— Exercise instructions —
Below are records; state how many of their lines hold the word "document", and give only the figure.
════════════════════
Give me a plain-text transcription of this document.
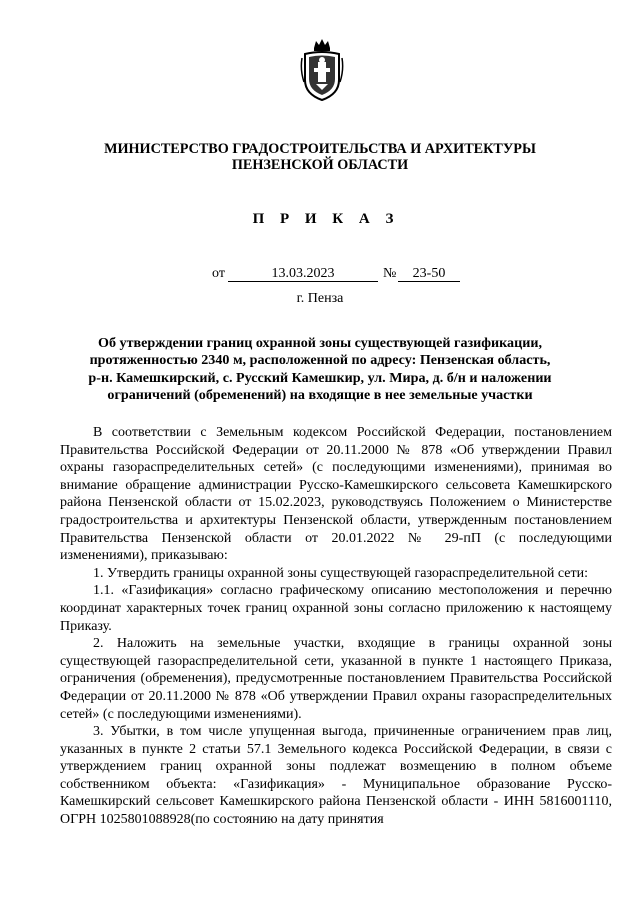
МИНИСТЕРСТВО ГРАДОСТРОИТЕЛЬСТВА И АРХИТЕКТУРЫ
ПЕНЗЕНСКОЙ ОБЛАСТИ
П Р И К А З
от	13.03.2023	№	23-50
г. Пенза
Об утверждении границ охранной зоны существующей газификации,
протяженностью 2340 м, расположенной по адресу: Пензенская область,
р-н. Камешкирский, с. Русский Камешкир, ул. Мира, д. б/н и наложении
ограничений (обременений) на входящие в нее земельные участки

В соответствии с Земельным кодексом Российской Федерации, постановлением Правительства Российской Федерации от 20.11.2000 № 878 «Об утверждении Правил охраны газораспределительных сетей» (с последующими изменениями), принимая во внимание обращение администрации Русско-Камешкирского сельсовета Камешкирского района Пензенской области от 15.02.2023, руководствуясь Положением о Министерстве градостроительства и архитектуры Пензенской области, утвержденным постановлением Правительства Пензенской области от 20.01.2022 № 29-пП (с последующими изменениями), приказываю:

1. Утвердить границы охранной зоны существующей газораспределительной сети:

1.1. «Газификация» согласно графическому описанию местоположения и перечню координат характерных точек границ охранной зоны согласно приложению к настоящему Приказу.

2. Наложить на земельные участки, входящие в границы охранной зоны существующей газораспределительной сети, указанной в пункте 1 настоящего Приказа, ограничения (обременения), предусмотренные постановлением Правительства Российской Федерации от 20.11.2000 № 878 «Об утверждении Правил охраны газораспределительных сетей» (с последующими изменениями).

3. Убытки, в том числе упущенная выгода, причиненные ограничением прав лиц, указанных в пункте 2 статьи 57.1 Земельного кодекса Российской Федерации, в связи с утверждением границ охранной зоны подлежат возмещению в полном объеме собственником объекта: «Газификация» - Муниципальное образование Русско-Камешкирский сельсовет Камешкирского района Пензенской области - ИНН 5816001110, ОГРН 1025801088928(по состоянию на дату принятия
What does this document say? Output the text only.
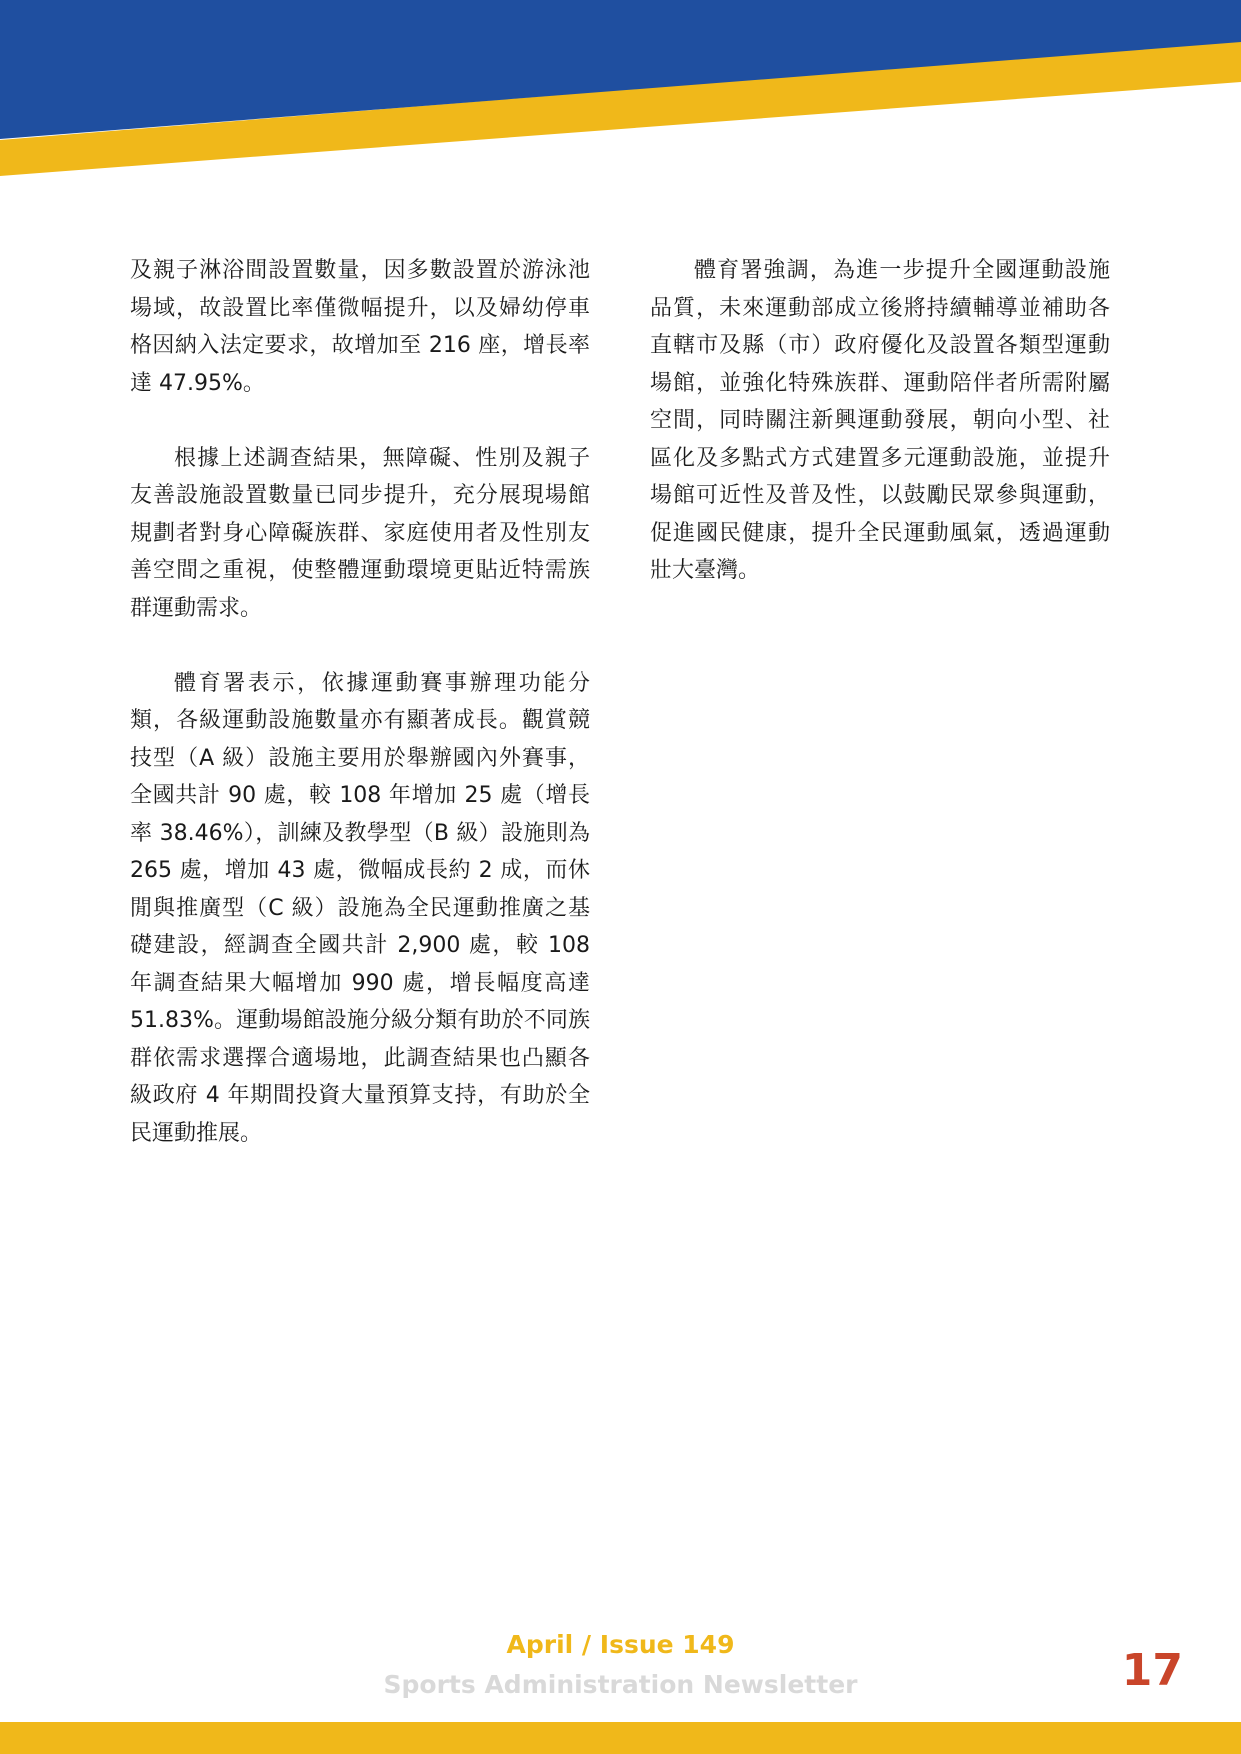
及親子淋浴間設置數量，因多數設置於游泳池場域，故設置比率僅微幅提升，以及婦幼停車格因納入法定要求，故增加至 216 座，增長率達 47.95%。

根據上述調查結果，無障礙、性別及親子友善設施設置數量已同步提升，充分展現場館規劃者對身心障礙族群、家庭使用者及性別友善空間之重視，使整體運動環境更貼近特需族群運動需求。

體育署表示，依據運動賽事辦理功能分類，各級運動設施數量亦有顯著成長。觀賞競技型（A 級）設施主要用於舉辦國內外賽事，全國共計 90 處，較 108 年增加 25 處（增長率 38.46%），訓練及教學型（B 級）設施則為 265 處，增加 43 處，微幅成長約 2 成，而休閒與推廣型（C 級）設施為全民運動推廣之基礎建設，經調查全國共計 2,900 處，較 108 年調查結果大幅增加 990 處，增長幅度高達 51.83%。運動場館設施分級分類有助於不同族群依需求選擇合適場地，此調查結果也凸顯各級政府 4 年期間投資大量預算支持，有助於全民運動推展。

體育署強調，為進一步提升全國運動設施品質，未來運動部成立後將持續輔導並補助各直轄市及縣（市）政府優化及設置各類型運動場館，並強化特殊族群、運動陪伴者所需附屬空間，同時關注新興運動發展，朝向小型、社區化及多點式方式建置多元運動設施，並提升場館可近性及普及性，以鼓勵民眾參與運動，促進國民健康，提升全民運動風氣，透過運動壯大臺灣。

April / Issue 149
Sports Administration Newsletter	17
════════════════════
— Answer to this exercise —
2